§ Data for this task:
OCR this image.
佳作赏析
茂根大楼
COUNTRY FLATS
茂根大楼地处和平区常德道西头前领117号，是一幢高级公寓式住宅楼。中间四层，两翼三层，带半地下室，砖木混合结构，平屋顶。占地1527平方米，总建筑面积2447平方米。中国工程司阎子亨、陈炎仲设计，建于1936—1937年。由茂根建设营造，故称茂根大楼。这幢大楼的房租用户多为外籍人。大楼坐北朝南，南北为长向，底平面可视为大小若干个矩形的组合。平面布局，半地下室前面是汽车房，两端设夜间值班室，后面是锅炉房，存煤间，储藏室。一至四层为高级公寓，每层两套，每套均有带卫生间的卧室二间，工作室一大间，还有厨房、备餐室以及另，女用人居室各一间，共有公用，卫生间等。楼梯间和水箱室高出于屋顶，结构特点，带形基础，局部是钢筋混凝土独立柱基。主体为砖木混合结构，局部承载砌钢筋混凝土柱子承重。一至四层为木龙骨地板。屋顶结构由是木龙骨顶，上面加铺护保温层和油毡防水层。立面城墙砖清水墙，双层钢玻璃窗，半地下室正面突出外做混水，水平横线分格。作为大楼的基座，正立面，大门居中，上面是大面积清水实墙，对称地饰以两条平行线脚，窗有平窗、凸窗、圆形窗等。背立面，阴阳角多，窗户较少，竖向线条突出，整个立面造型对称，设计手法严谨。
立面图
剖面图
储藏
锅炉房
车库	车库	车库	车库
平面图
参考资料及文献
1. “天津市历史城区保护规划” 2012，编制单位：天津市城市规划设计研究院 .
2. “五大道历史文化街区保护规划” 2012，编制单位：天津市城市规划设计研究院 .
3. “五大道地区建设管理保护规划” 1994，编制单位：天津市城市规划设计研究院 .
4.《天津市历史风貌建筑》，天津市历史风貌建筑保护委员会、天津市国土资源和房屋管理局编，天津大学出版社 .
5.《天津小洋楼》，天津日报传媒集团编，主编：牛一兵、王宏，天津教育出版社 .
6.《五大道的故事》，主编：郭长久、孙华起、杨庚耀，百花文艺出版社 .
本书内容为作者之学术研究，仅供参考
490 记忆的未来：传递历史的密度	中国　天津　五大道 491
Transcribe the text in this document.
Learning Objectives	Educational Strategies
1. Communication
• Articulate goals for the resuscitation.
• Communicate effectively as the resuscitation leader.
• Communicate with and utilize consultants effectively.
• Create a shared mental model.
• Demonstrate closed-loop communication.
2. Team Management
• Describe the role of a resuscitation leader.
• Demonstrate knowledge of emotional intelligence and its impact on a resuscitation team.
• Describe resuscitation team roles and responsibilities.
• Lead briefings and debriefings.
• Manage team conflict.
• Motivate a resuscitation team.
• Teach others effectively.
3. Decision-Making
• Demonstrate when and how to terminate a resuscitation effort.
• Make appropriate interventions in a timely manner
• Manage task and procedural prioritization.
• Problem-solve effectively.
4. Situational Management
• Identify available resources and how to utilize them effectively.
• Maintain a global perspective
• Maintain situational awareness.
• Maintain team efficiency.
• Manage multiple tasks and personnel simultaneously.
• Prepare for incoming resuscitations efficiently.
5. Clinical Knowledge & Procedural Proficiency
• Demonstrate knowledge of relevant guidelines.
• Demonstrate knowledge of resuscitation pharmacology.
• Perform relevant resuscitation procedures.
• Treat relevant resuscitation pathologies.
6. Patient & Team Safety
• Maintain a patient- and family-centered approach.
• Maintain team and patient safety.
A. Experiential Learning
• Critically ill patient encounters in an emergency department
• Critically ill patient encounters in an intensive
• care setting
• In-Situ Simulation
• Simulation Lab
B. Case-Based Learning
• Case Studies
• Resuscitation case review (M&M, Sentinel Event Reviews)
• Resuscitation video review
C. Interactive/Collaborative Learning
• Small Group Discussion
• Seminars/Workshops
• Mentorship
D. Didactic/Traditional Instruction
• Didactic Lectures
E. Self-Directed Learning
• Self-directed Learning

§ Instructions to follow:
Type out the material again exactly as presented.

§ Reply to the task:
OCR this image.
佳作赏析
茂根大楼
COUNTRY FLATS
茂根大楼地处和平区常德道西头前领117号，是一幢高级公寓式住宅楼。中间四层，两翼三层，带半地下室，砖木混合结构，平屋顶。占地1527平方米，总建筑面积2447平方米。中国工程司阎子亨、陈炎仲设计，建于1936—1937年。由茂根建设营造，故称茂根大楼。这幢大楼的房租用户多为外籍人。大楼坐北朝南，南北为长向，底平面可视为大小若干个矩形的组合。平面布局，半地下室前面是汽车房，两端设夜间值班室，后面是锅炉房，存煤间，储藏室。一至四层为高级公寓，每层两套，每套均有带卫生间的卧室二间，工作室一大间，还有厨房、备餐室以及另，女用人居室各一间，共有公用，卫生间等。楼梯间和水箱室高出于屋顶，结构特点，带形基础，局部是钢筋混凝土独立柱基。主体为砖木混合结构，局部承载砌钢筋混凝土柱子承重。一至四层为木龙骨地板。屋顶结构由是木龙骨顶，上面加铺护保温层和油毡防水层。立面城墙砖清水墙，双层钢玻璃窗，半地下室正面突出外做混水，水平横线分格。作为大楼的基座，正立面，大门居中，上面是大面积清水实墙，对称地饰以两条平行线脚，窗有平窗、凸窗、圆形窗等。背立面，阴阳角多，窗户较少，竖向线条突出，整个立面造型对称，设计手法严谨。
立面图
剖面图
储藏
锅炉房
车库	车库	车库	车库
平面图
参考资料及文献
1. “天津市历史城区保护规划” 2012，编制单位：天津市城市规划设计研究院 .
2. “五大道历史文化街区保护规划” 2012，编制单位：天津市城市规划设计研究院 .
3. “五大道地区建设管理保护规划” 1994，编制单位：天津市城市规划设计研究院 .
4.《天津市历史风貌建筑》，天津市历史风貌建筑保护委员会、天津市国土资源和房屋管理局编，天津大学出版社 .
5.《天津小洋楼》，天津日报传媒集团编，主编：牛一兵、王宏，天津教育出版社 .
6.《五大道的故事》，主编：郭长久、孙华起、杨庚耀，百花文艺出版社 .
本书内容为作者之学术研究，仅供参考
490 记忆的未来：传递历史的密度	中国　天津　五大道 491
Transcribe the text in this document.
Learning Objectives	Educational Strategies
1. Communication
• Articulate goals for the resuscitation.
• Communicate effectively as the resuscitation leader.
• Communicate with and utilize consultants effectively.
• Create a shared mental model.
• Demonstrate closed-loop communication.
2. Team Management
• Describe the role of a resuscitation leader.
• Demonstrate knowledge of emotional intelligence and its impact on a resuscitation team.
• Describe resuscitation team roles and responsibilities.
• Lead briefings and debriefings.
• Manage team conflict.
• Motivate a resuscitation team.
• Teach others effectively.
3. Decision-Making
• Demonstrate when and how to terminate a resuscitation effort.
• Make appropriate interventions in a timely manner
• Manage task and procedural prioritization.
• Problem-solve effectively.
4. Situational Management
• Identify available resources and how to utilize them effectively.
• Maintain a global perspective
• Maintain situational awareness.
• Maintain team efficiency.
• Manage multiple tasks and personnel simultaneously.
• Prepare for incoming resuscitations efficiently.
5. Clinical Knowledge & Procedural Proficiency
• Demonstrate knowledge of relevant guidelines.
• Demonstrate knowledge of resuscitation pharmacology.
• Perform relevant resuscitation procedures.
• Treat relevant resuscitation pathologies.
6. Patient & Team Safety
• Maintain a patient- and family-centered approach.
• Maintain team and patient safety.
A. Experiential Learning
• Critically ill patient encounters in an emergency department
• Critically ill patient encounters in an intensive
• care setting
• In-Situ Simulation
• Simulation Lab
B. Case-Based Learning
• Case Studies
• Resuscitation case review (M&M, Sentinel Event Reviews)
• Resuscitation video review
C. Interactive/Collaborative Learning
• Small Group Discussion
• Seminars/Workshops
• Mentorship
D. Didactic/Traditional Instruction
• Didactic Lectures
E. Self-Directed Learning
• Self-directed Learning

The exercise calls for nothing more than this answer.